## DIRECTIONS
Go through the data below. List every line that holds the word "บไซต".

Data entries:
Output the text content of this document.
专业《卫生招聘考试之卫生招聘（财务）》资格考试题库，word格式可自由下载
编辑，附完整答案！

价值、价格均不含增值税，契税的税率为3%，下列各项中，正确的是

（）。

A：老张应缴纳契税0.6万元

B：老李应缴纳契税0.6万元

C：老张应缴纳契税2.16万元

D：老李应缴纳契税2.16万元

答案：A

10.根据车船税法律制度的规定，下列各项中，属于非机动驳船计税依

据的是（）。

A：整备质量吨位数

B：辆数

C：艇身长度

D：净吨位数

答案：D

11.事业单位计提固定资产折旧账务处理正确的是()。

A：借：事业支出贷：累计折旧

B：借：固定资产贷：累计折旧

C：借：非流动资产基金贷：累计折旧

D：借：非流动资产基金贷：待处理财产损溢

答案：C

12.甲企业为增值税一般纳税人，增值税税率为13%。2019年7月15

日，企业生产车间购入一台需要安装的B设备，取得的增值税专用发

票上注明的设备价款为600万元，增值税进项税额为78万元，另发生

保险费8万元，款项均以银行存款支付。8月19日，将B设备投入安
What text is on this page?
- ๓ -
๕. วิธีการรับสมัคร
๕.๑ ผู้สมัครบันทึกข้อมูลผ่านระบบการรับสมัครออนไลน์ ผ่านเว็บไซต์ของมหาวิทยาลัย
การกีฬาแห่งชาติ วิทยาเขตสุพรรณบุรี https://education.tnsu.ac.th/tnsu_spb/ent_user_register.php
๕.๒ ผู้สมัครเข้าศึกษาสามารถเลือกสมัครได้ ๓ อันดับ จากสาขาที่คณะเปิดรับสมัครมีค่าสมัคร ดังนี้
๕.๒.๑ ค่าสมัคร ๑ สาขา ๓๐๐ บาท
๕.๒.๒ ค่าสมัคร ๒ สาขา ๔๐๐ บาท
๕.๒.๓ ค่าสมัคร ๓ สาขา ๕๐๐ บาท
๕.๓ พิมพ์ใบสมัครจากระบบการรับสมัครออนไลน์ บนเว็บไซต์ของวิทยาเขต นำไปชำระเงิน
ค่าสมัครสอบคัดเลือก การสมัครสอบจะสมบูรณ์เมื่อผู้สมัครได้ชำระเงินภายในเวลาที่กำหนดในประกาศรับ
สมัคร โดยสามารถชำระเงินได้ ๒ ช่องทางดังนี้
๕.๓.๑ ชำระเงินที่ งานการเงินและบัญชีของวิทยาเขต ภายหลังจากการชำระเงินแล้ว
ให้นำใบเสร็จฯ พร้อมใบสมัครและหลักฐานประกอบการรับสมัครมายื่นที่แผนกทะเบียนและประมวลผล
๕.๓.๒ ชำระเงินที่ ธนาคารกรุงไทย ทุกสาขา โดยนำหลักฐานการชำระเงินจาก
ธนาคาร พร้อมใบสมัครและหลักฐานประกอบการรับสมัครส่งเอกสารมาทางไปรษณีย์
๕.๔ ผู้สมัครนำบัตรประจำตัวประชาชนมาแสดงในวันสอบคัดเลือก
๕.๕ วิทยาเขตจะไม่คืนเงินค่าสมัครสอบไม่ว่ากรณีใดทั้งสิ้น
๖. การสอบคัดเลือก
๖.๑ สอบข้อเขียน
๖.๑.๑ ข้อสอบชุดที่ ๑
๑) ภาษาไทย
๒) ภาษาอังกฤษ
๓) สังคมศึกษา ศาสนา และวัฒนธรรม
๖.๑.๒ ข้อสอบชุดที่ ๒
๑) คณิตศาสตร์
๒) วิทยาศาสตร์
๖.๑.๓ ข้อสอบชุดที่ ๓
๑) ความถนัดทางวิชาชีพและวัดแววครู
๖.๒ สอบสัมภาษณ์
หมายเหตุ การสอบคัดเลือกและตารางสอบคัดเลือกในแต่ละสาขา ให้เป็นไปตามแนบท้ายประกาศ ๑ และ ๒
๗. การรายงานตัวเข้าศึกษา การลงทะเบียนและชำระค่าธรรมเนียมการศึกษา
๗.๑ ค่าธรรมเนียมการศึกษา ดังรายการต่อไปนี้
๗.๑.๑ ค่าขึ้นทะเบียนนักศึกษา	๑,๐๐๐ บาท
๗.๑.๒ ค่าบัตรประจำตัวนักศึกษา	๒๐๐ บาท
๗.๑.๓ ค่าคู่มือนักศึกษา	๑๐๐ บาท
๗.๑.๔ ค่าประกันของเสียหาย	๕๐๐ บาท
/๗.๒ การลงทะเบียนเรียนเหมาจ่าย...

## SOLUTION TO THIS EXERCISE
๕.๑ ผู้สมัครบันทึกข้อมูลผ่านระบบการรับสมัครออนไลน์ ผ่านเว็บไซต์ของมหาวิทยาลัย
๕.๓ พิมพ์ใบสมัครจากระบบการรับสมัครออนไลน์ บนเว็บไซต์ของวิทยาเขต นำไปชำระเงิน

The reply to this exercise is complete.